--- Start of ENTRIES SUPPLIED ---
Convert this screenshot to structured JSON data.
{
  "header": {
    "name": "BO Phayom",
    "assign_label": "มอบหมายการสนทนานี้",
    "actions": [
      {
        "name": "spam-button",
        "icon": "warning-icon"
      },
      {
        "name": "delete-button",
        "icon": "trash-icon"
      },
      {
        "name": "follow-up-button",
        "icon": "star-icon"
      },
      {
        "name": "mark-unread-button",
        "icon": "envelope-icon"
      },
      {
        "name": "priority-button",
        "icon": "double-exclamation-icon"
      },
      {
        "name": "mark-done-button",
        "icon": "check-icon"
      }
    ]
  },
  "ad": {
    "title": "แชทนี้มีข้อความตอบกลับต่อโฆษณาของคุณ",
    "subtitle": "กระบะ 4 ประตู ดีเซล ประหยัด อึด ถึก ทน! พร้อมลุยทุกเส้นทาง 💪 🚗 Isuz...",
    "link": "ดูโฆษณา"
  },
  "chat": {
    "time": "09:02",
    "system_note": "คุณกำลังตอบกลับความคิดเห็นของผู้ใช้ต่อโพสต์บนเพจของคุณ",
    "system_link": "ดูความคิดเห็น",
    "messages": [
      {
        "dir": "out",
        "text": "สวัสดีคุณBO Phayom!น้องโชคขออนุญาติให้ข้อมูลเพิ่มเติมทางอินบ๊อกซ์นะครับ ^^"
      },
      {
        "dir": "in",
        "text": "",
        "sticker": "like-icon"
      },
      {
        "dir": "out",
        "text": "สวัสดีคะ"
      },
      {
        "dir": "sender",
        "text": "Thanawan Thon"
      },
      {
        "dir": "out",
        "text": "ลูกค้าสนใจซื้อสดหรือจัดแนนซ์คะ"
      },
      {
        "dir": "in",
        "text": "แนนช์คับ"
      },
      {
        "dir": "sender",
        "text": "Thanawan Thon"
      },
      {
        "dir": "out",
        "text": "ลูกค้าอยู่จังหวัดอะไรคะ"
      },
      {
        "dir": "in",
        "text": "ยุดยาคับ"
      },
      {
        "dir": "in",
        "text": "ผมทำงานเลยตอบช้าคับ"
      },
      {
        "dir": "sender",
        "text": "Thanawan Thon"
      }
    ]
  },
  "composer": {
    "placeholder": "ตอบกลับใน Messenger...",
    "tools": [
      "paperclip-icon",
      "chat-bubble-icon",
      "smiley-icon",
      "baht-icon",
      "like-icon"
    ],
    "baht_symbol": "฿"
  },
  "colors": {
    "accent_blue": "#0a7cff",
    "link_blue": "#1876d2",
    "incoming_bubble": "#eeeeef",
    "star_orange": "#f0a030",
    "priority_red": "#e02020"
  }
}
--- End of ENTRIES SUPPLIED ---
Return from the data every line that holds "name".

    "name": "BO Phayom",
        "name": "spam-button",
        "name": "delete-button",
        "name": "follow-up-button",
        "name": "mark-unread-button",
        "name": "priority-button",
        "name": "mark-done-button",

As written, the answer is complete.